━━━ DATA LISTING ━━━

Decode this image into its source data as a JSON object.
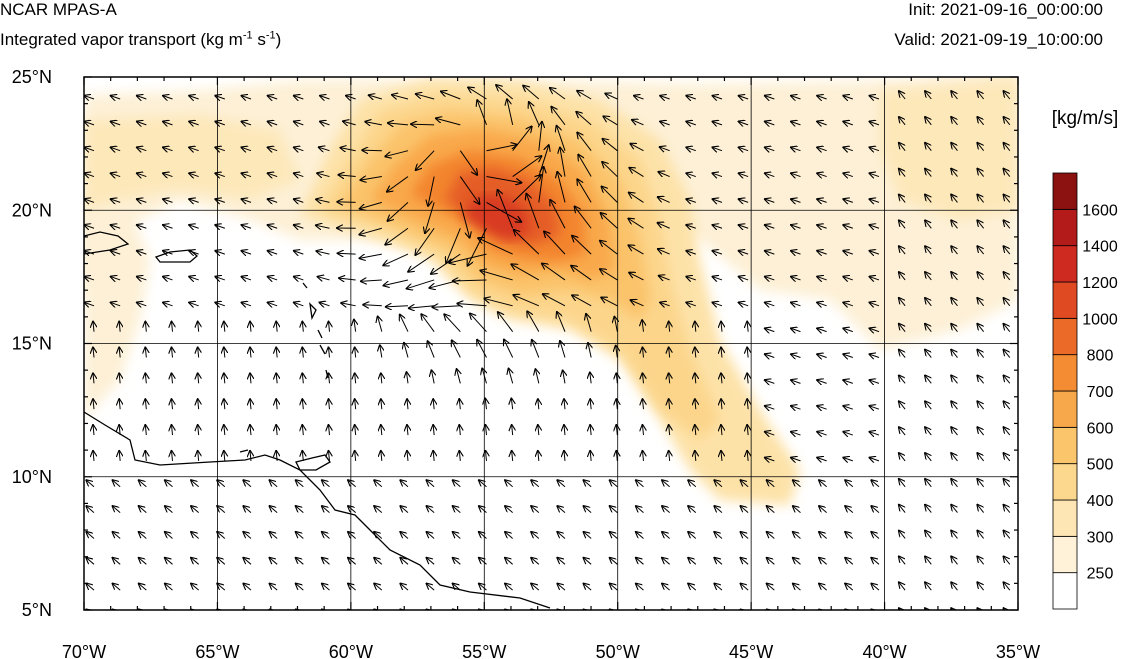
{
  "header": {
    "model": "NCAR MPAS-A",
    "field_prefix": "Integrated vapor transport (kg m",
    "field_exp1": "-1",
    "field_mid": " s",
    "field_exp2": "-1",
    "field_suffix": ")",
    "init": "Init: 2021-09-16_00:00:00",
    "valid": "Valid: 2021-09-19_10:00:00"
  },
  "map": {
    "lon_range": [
      -70,
      -35
    ],
    "lat_range": [
      5,
      25
    ],
    "lon_ticks": [
      {
        "value": -70,
        "label": "70°W"
      },
      {
        "value": -65,
        "label": "65°W"
      },
      {
        "value": -60,
        "label": "60°W"
      },
      {
        "value": -55,
        "label": "55°W"
      },
      {
        "value": -50,
        "label": "50°W"
      },
      {
        "value": -45,
        "label": "45°W"
      },
      {
        "value": -40,
        "label": "40°W"
      },
      {
        "value": -35,
        "label": "35°W"
      }
    ],
    "lat_ticks": [
      {
        "value": 5,
        "label": "5°N"
      },
      {
        "value": 10,
        "label": "10°N"
      },
      {
        "value": 15,
        "label": "15°N"
      },
      {
        "value": 20,
        "label": "20°N"
      },
      {
        "value": 25,
        "label": "25°N"
      }
    ],
    "gridlines": true
  },
  "colorbar": {
    "units": "[kg/m/s]",
    "levels": [
      250,
      300,
      400,
      500,
      600,
      700,
      800,
      1000,
      1200,
      1400,
      1600
    ],
    "colors": [
      "#ffffff",
      "#fff2d9",
      "#fde6b3",
      "#fcd88f",
      "#fbc56b",
      "#f7a84a",
      "#f48c33",
      "#ec6a28",
      "#df4a22",
      "#cf2a20",
      "#b31a1a",
      "#8c1212"
    ]
  }
}
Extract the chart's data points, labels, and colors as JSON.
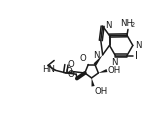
{
  "bg": "#ffffff",
  "lc": "#1a1a1a",
  "fs": 6.2,
  "lw": 1.1,
  "figsize": [
    1.65,
    1.35
  ],
  "dpi": 100,
  "xlim": [
    -0.05,
    1.05
  ],
  "ylim": [
    -0.05,
    1.05
  ]
}
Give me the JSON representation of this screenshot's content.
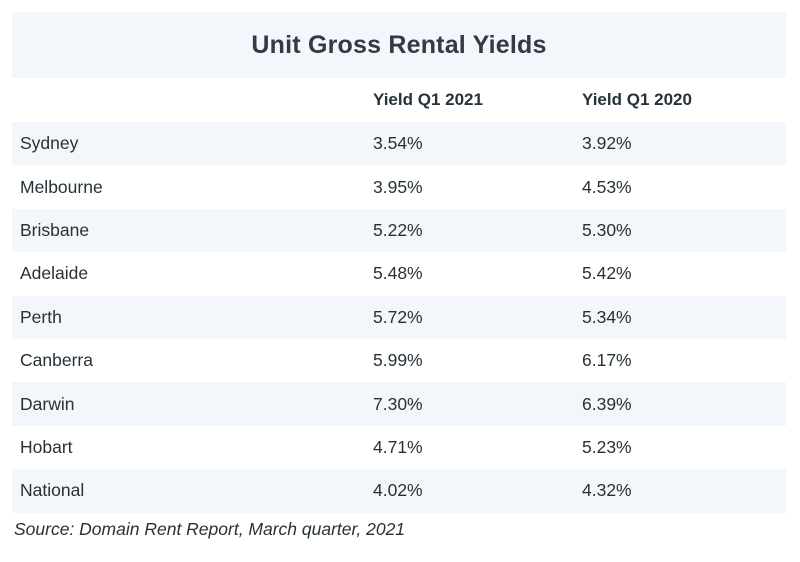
{
  "chart_data": {
    "type": "table",
    "title": "Unit Gross Rental Yields",
    "columns": [
      "",
      "Yield Q1 2021",
      "Yield Q1 2020"
    ],
    "rows": [
      {
        "city": "Sydney",
        "q1_2021": "3.54%",
        "q1_2020": "3.92%"
      },
      {
        "city": "Melbourne",
        "q1_2021": "3.95%",
        "q1_2020": "4.53%"
      },
      {
        "city": "Brisbane",
        "q1_2021": "5.22%",
        "q1_2020": "5.30%"
      },
      {
        "city": "Adelaide",
        "q1_2021": "5.48%",
        "q1_2020": "5.42%"
      },
      {
        "city": "Perth",
        "q1_2021": "5.72%",
        "q1_2020": "5.34%"
      },
      {
        "city": "Canberra",
        "q1_2021": "5.99%",
        "q1_2020": "6.17%"
      },
      {
        "city": "Darwin",
        "q1_2021": "7.30%",
        "q1_2020": "6.39%"
      },
      {
        "city": "Hobart",
        "q1_2021": "4.71%",
        "q1_2020": "5.23%"
      },
      {
        "city": "National",
        "q1_2021": "4.02%",
        "q1_2020": "4.32%"
      }
    ],
    "source": "Source: Domain Rent Report, March quarter, 2021"
  },
  "colors": {
    "band": "#f3f6fa",
    "text": "#263238",
    "title": "#333a45"
  }
}
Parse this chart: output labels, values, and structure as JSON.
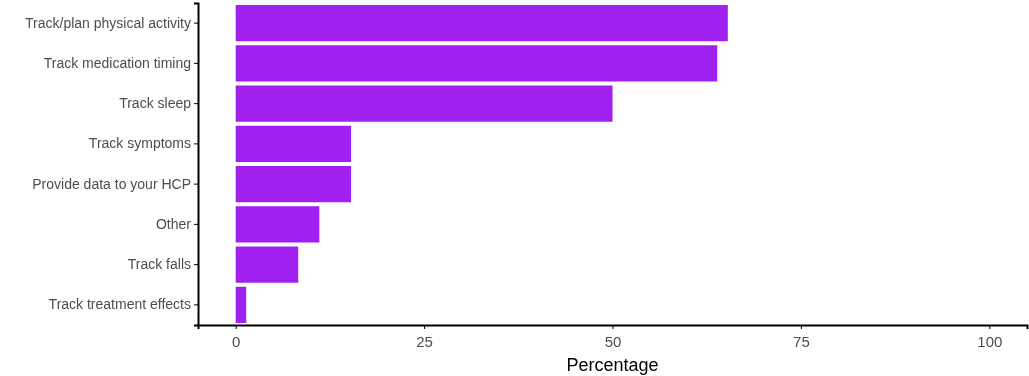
{
  "chart_data": {
    "type": "bar",
    "orientation": "horizontal",
    "xlabel": "Percentage",
    "categories": [
      "Track/plan physical activity",
      "Track medication timing",
      "Track sleep",
      "Track symptoms",
      "Provide data to your HCP",
      "Other",
      "Track falls",
      "Track treatment effects"
    ],
    "values": [
      65.3,
      63.9,
      50.0,
      15.3,
      15.3,
      11.1,
      8.3,
      1.4
    ],
    "color": "#a020f0",
    "xlim": [
      -5,
      105
    ],
    "xticks": [
      0,
      25,
      50,
      75,
      100
    ],
    "grid": false
  }
}
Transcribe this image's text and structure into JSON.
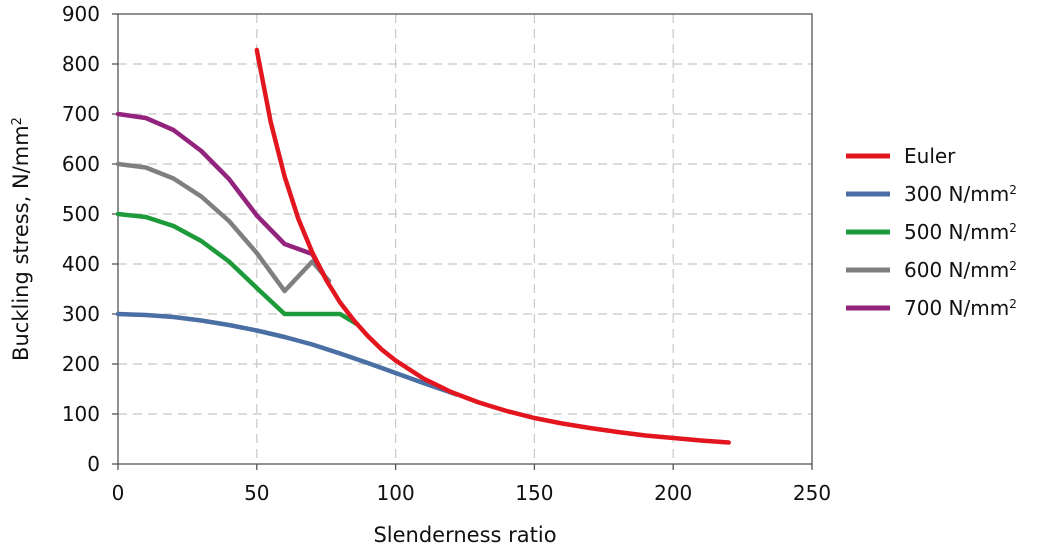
{
  "chart_data": {
    "type": "line",
    "title": "",
    "xlabel": "Slenderness ratio",
    "ylabel": "Buckling stress, N/mm",
    "ylabel_superscript": "2",
    "xlim": [
      0,
      250
    ],
    "ylim": [
      0,
      900
    ],
    "xticks": [
      0,
      50,
      100,
      150,
      200,
      250
    ],
    "yticks": [
      0,
      100,
      200,
      300,
      400,
      500,
      600,
      700,
      800,
      900
    ],
    "grid": true,
    "legend_position": "right",
    "series": [
      {
        "name": "Euler",
        "color": "#e3161f",
        "x": [
          50,
          55,
          60,
          65,
          70,
          75,
          80,
          85,
          90,
          95,
          100,
          110,
          120,
          130,
          140,
          150,
          160,
          170,
          180,
          190,
          200,
          210,
          220
        ],
        "y": [
          828,
          684,
          575,
          490,
          423,
          368,
          323,
          287,
          256,
          229,
          207,
          171,
          144,
          123,
          106,
          92,
          81,
          72,
          64,
          57,
          52,
          47,
          43
        ]
      },
      {
        "name": "300 N/mm",
        "sup": "2",
        "color": "#4a6fa5",
        "x": [
          0,
          10,
          20,
          30,
          40,
          50,
          60,
          70,
          80,
          90,
          100,
          110,
          122
        ],
        "y": [
          300,
          298,
          294,
          287,
          278,
          267,
          254,
          239,
          221,
          202,
          182,
          162,
          139
        ]
      },
      {
        "name": "500 N/mm",
        "sup": "2",
        "color": "#1d9a3a",
        "x": [
          0,
          10,
          20,
          30,
          40,
          50,
          60,
          70,
          80,
          86
        ],
        "y": [
          500,
          494,
          476,
          446,
          405,
          352,
          300,
          300,
          300,
          280
        ]
      },
      {
        "name": "600 N/mm",
        "sup": "2",
        "color": "#7f7f7f",
        "x": [
          0,
          10,
          20,
          30,
          40,
          50,
          60,
          70,
          76
        ],
        "y": [
          600,
          593,
          571,
          535,
          486,
          422,
          346,
          405,
          366
        ]
      },
      {
        "name": "700 N/mm",
        "sup": "2",
        "color": "#93247e",
        "x": [
          0,
          10,
          20,
          30,
          40,
          50,
          60,
          70,
          74
        ],
        "y": [
          700,
          692,
          668,
          626,
          570,
          497,
          440,
          420,
          380
        ]
      }
    ]
  }
}
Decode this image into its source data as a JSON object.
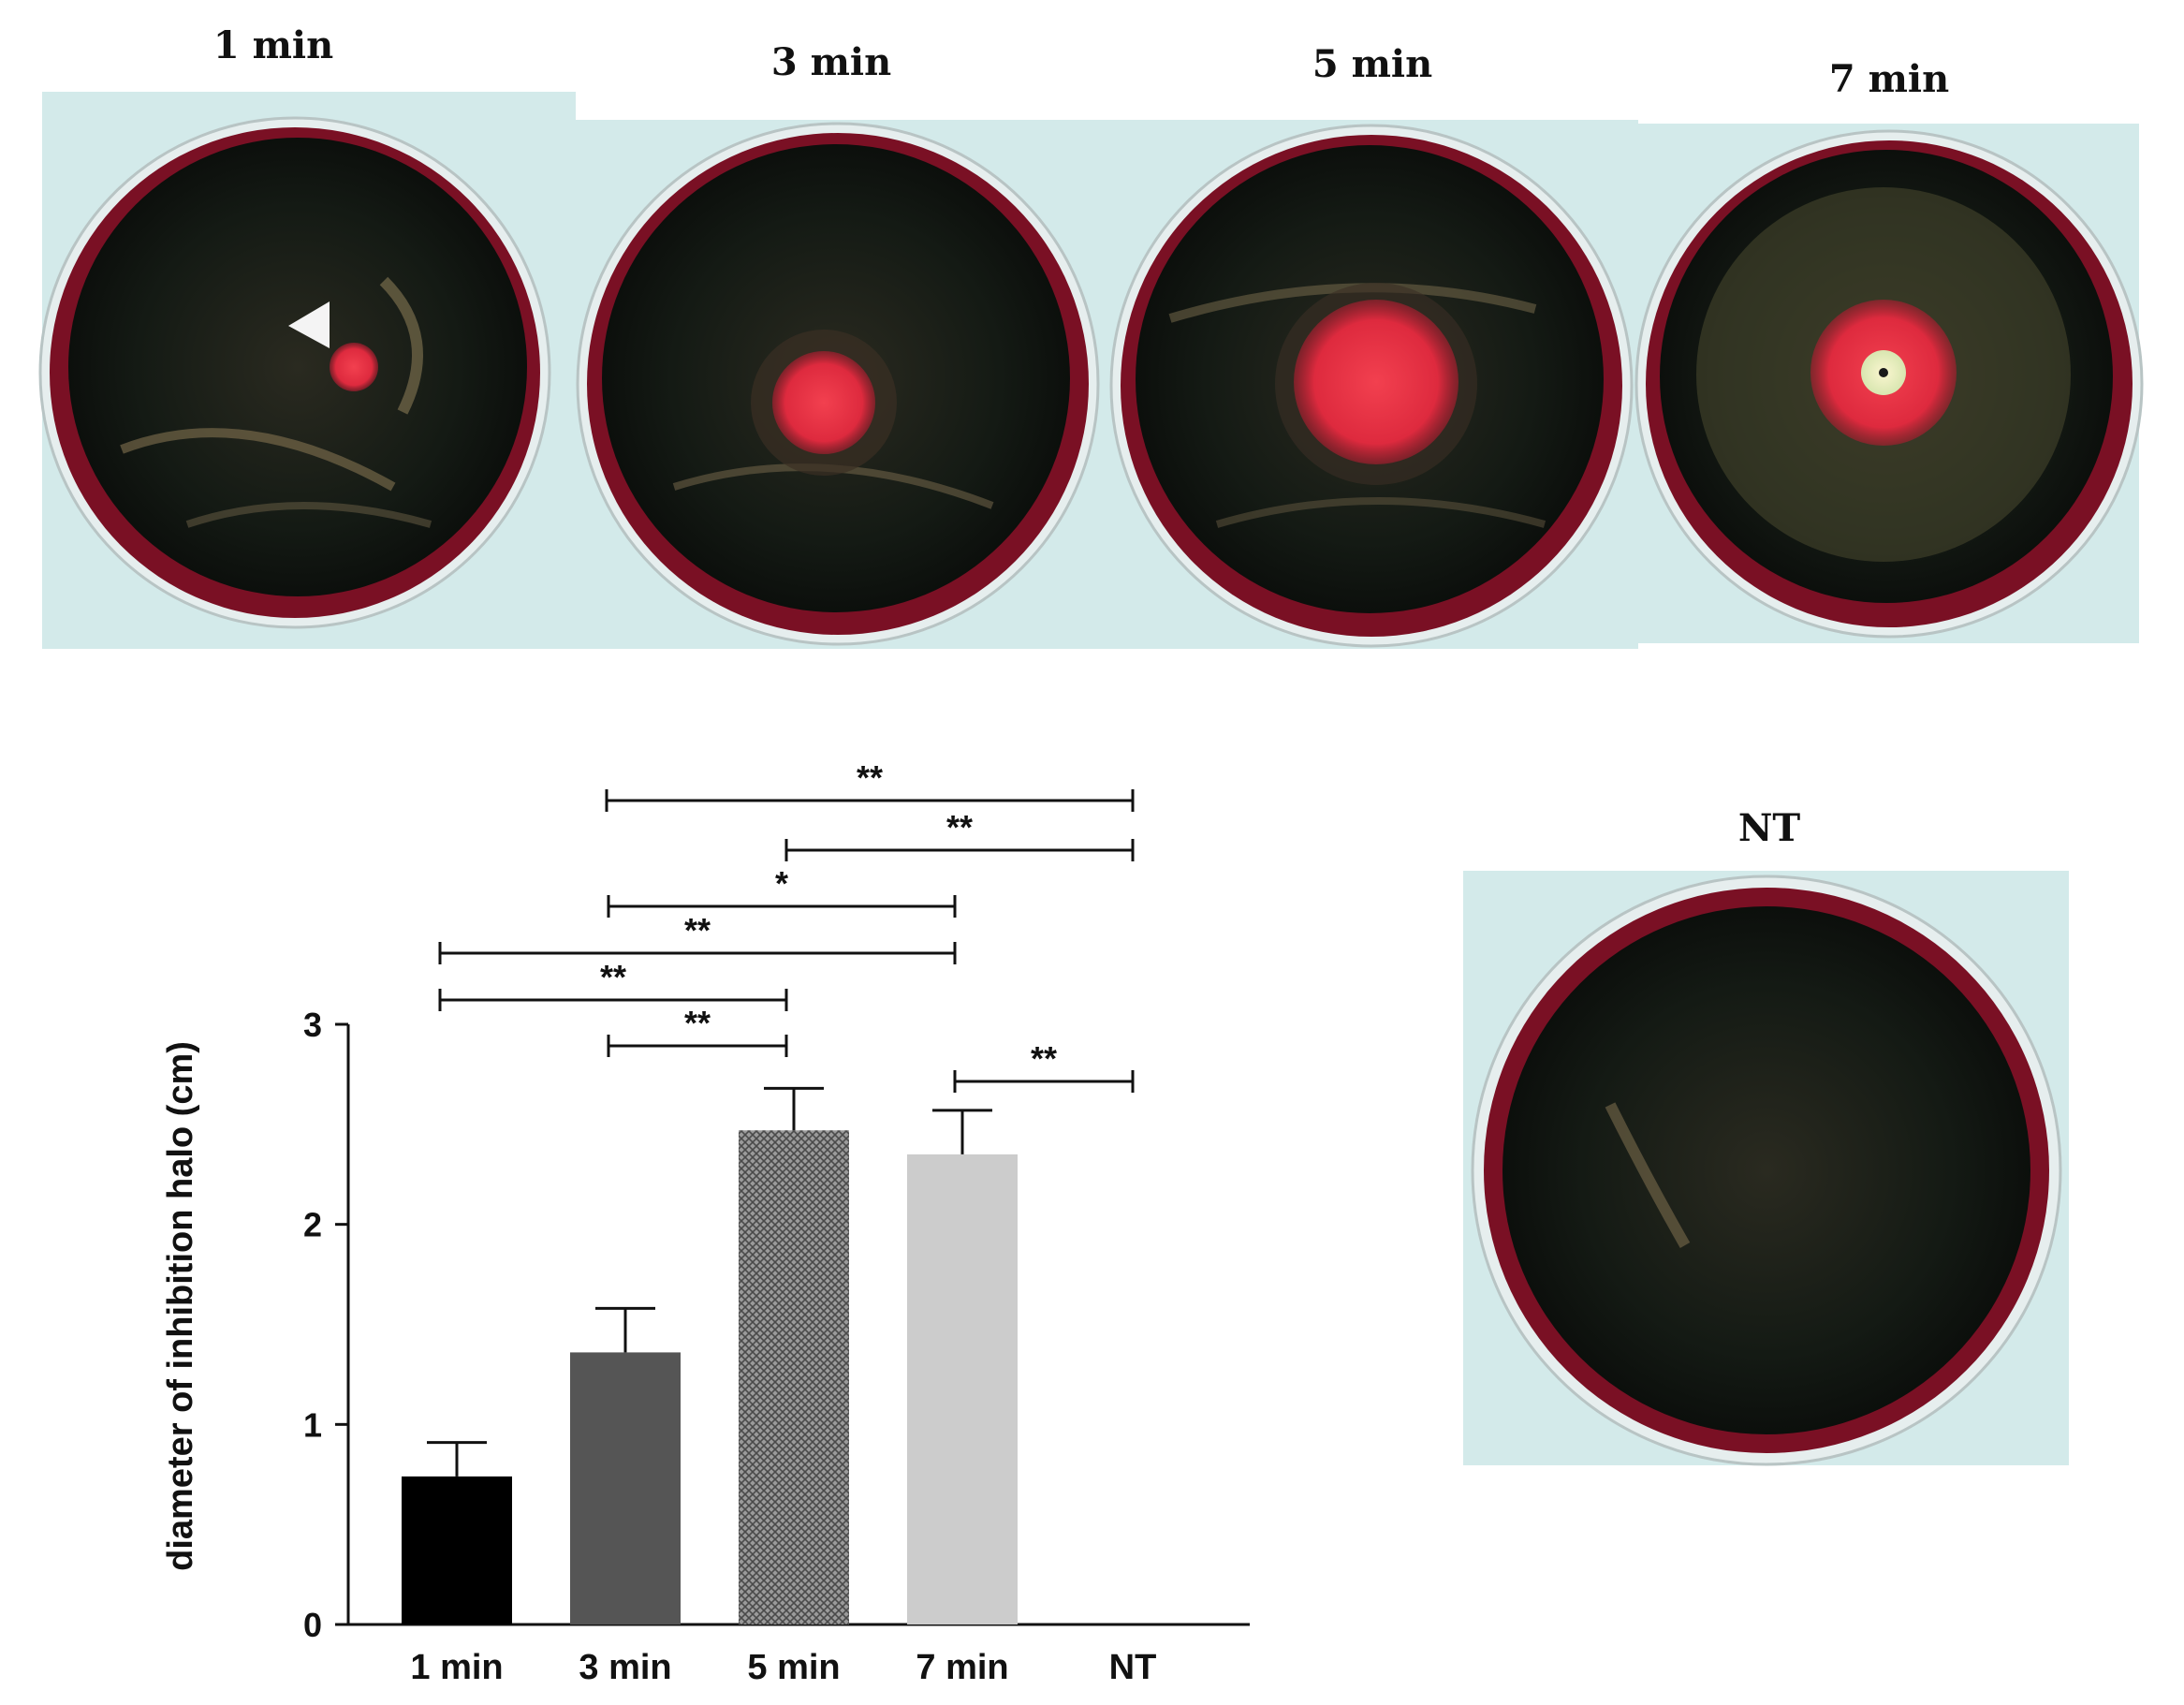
{
  "photos": {
    "panels": [
      {
        "label": "1 min",
        "halo": "small-pink"
      },
      {
        "label": "3 min",
        "halo": "medium-red"
      },
      {
        "label": "5 min",
        "halo": "large-red"
      },
      {
        "label": "7 min",
        "halo": "large-red-with-clear-center"
      }
    ],
    "control": {
      "label": "NT",
      "halo": "none"
    },
    "marker": "white-arrowhead-icon"
  },
  "colors": {
    "background": "#ffffff",
    "photo_backdrop": "#d5ecec",
    "agar_red": "#7a1024",
    "lawn_dark": "#121812",
    "halo_red": "#e8354a",
    "bar_1min": "#000000",
    "bar_3min": "#555555",
    "bar_5min": "#8a8a8a",
    "bar_7min": "#cccccc"
  },
  "chart_data": {
    "type": "bar",
    "categories": [
      "1 min",
      "3 min",
      "5 min",
      "7 min",
      "NT"
    ],
    "values": [
      0.74,
      1.36,
      2.47,
      2.35,
      0
    ],
    "errors": [
      0.17,
      0.22,
      0.21,
      0.22,
      0
    ],
    "bar_fills": [
      "solid-black",
      "solid-dark-gray",
      "crosshatch-gray",
      "solid-light-gray",
      "none"
    ],
    "ylabel": "diameter of inhibition halo (cm)",
    "xlabel": "",
    "title": "",
    "ylim": [
      0,
      3
    ],
    "yticks": [
      0,
      1,
      2,
      3
    ],
    "grid": false,
    "significance": [
      {
        "from": "3 min",
        "to": "NT",
        "label": "**"
      },
      {
        "from": "5 min",
        "to": "NT",
        "label": "**"
      },
      {
        "from": "3 min",
        "to": "7 min",
        "label": "*"
      },
      {
        "from": "1 min",
        "to": "7 min",
        "label": "**"
      },
      {
        "from": "1 min",
        "to": "5 min",
        "label": "**"
      },
      {
        "from": "3 min",
        "to": "5 min",
        "label": "**"
      },
      {
        "from": "7 min",
        "to": "NT",
        "label": "**"
      }
    ]
  }
}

━━━

* [EXERCISE DIRECTIONS]: Locate the lines above that hold the word "labels". Show every one of them.

* [WRITTEN ANSWER]:
Extract the chart's data points, labels, and colors as JSON.
Parse this chart: output labels, values, and structure as JSON.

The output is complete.